→ SHORT EXERCISE: Return each line containing "εἶναι".

Records from a data collection:
————————

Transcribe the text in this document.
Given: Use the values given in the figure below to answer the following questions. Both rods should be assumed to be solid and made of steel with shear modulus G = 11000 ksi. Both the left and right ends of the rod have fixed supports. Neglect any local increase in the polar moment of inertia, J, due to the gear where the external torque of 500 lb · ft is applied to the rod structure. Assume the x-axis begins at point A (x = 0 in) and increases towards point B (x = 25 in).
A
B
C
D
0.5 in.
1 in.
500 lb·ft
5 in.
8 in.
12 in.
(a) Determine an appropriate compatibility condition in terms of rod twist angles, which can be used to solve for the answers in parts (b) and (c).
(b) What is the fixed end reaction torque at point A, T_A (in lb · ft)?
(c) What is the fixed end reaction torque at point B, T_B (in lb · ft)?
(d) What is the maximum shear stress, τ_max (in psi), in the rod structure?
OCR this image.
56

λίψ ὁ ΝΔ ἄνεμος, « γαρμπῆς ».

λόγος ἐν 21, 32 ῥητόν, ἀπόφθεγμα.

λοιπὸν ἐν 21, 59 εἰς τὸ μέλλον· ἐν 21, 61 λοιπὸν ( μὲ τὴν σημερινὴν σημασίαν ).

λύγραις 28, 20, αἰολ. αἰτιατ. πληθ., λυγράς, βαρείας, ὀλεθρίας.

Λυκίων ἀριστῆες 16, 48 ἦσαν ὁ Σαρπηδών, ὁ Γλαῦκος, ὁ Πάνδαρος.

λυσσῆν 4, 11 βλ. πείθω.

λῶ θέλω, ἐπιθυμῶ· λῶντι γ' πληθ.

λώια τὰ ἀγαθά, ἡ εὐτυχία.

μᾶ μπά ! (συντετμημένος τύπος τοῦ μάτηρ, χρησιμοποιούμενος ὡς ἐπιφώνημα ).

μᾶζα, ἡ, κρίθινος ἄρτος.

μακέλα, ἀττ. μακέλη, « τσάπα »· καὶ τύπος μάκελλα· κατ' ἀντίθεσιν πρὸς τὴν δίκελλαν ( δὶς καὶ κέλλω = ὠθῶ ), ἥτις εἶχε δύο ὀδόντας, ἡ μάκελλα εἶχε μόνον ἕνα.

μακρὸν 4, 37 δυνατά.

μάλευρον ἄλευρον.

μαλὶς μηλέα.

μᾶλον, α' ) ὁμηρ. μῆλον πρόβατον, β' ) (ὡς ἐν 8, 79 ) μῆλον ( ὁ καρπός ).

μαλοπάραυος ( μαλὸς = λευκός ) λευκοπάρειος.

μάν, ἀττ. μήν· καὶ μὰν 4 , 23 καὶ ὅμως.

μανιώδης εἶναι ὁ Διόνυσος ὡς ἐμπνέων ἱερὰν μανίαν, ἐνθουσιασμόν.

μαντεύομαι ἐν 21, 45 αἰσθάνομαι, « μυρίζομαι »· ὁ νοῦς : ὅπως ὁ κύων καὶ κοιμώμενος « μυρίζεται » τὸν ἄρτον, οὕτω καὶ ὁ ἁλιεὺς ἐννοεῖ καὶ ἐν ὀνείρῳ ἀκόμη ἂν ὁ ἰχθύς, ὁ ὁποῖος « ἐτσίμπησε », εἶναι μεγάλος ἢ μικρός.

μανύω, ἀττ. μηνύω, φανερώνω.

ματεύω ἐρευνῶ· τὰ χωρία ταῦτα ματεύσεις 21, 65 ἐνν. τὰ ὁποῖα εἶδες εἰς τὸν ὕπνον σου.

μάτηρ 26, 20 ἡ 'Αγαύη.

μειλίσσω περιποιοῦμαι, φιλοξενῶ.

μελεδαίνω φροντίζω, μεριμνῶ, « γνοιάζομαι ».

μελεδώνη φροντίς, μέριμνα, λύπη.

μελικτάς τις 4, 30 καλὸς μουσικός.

————————

→ SOLVED EXERCISE:
μανιώδης εἶναι ὁ Διόνυσος ὡς ἐμπνέων ἱερὰν μανίαν, ἐνθουσιασμόν.
μαντεύομαι ἐν 21, 45 αἰσθάνομαι, « μυρίζομαι »· ὁ νοῦς : ὅπως ὁ κύων καὶ κοιμώμενος « μυρίζεται » τὸν ἄρτον, οὕτω καὶ ὁ ἁλιεὺς ἐννοεῖ καὶ ἐν ὀνείρῳ ἀκόμη ἂν ὁ ἰχθύς, ὁ ὁποῖος « ἐτσίμπησε », εἶναι μεγάλος ἢ μικρός.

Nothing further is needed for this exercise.